_SELECTED PASSAGE:_

|---|

We did waste many hours – although not sure you can really waste time on holiday if you are doing something you have chosen to do – so on second thoughts we spent a lot of time simply watching the changing cloud formations sweep across the massive canvas. The colours and shapes meant that the easel and paints came out as I sat in front of the big windows trying to capture something of their beauty.
The air was also a place to be claimed, with ancient stones stabbing upwards into it:
Who where the people who heaved and placed the stones that make up the Ring of Brodgar? What purpose did it have, the stones grounded in the earth, placed beside the water of the Stenness lochs, some of its now knarled fingers still pointing up into the clean fresh Orkney air.
While other like stone faces looking beyond the air within the ring in search of greater understanding.
And still others still reaching forever upwards out of darkened days towards the hope of more light.
The Ring of Brodgar is a beautiful tranquil place, probably best known in Scotland for Billy Connely running around in the buff, because apparently that is what the ancients once did – yeah right. Billy obviously didn’t do his filming on a breezy spring day, for the air that swept through that glen left us with numb ears and cheeks. I am pleased to announce that Hubby kept his clothes on. You can read about the Ring of Brodgar here.

|---|

_GIVEN ENTRIES:_
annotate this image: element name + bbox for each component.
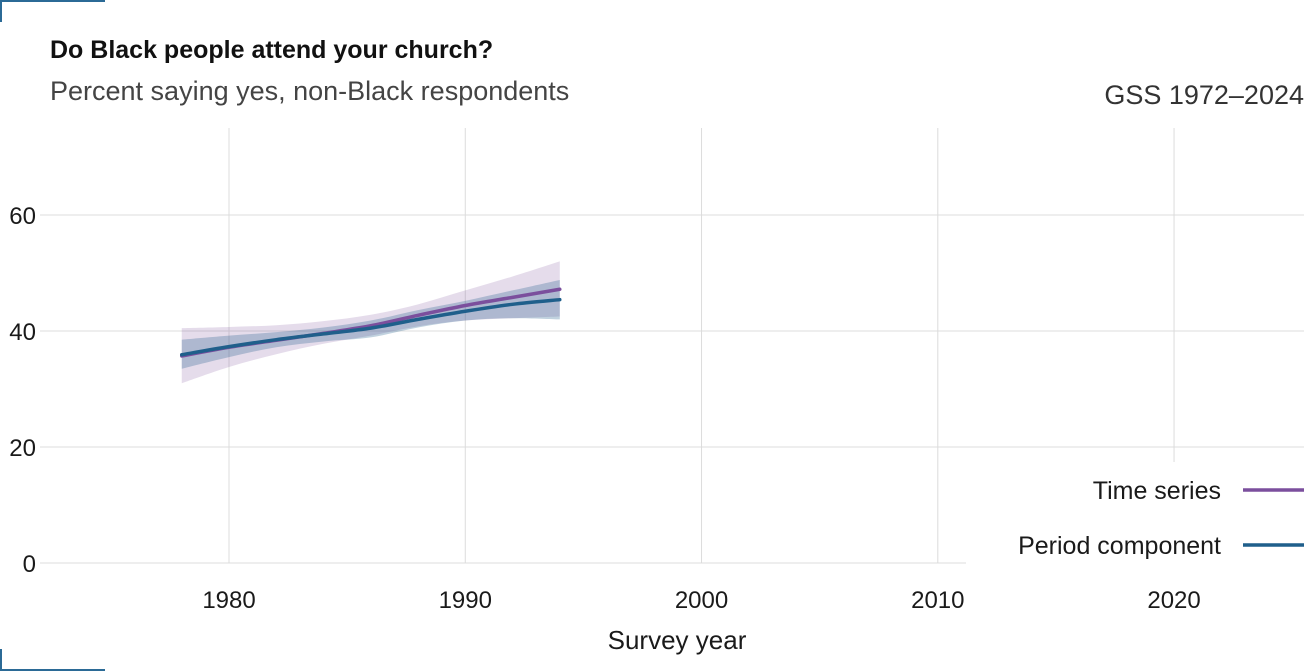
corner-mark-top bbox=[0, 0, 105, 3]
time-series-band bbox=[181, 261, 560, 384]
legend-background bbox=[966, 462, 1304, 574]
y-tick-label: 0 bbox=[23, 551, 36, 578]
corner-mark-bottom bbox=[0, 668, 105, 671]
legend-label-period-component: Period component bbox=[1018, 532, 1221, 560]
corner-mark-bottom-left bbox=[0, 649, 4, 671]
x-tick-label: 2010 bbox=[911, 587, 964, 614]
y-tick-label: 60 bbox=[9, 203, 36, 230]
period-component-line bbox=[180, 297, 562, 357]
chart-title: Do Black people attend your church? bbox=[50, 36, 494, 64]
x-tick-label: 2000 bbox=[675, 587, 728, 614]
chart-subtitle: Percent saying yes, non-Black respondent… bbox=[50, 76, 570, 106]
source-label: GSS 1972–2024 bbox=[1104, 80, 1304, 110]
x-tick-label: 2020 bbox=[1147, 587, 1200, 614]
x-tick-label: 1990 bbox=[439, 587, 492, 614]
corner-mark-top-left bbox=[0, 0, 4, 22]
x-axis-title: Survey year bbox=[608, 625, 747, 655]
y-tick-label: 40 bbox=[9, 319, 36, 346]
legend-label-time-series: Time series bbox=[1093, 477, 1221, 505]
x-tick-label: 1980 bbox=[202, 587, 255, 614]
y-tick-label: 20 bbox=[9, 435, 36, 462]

|---|

_AIM OF THE TASK:_
In the passage about the Ring of Brodgar, beside what water are the stones placed?

_OUTPUT OF THE EXERCISE:_
The water of the Stenness lochs.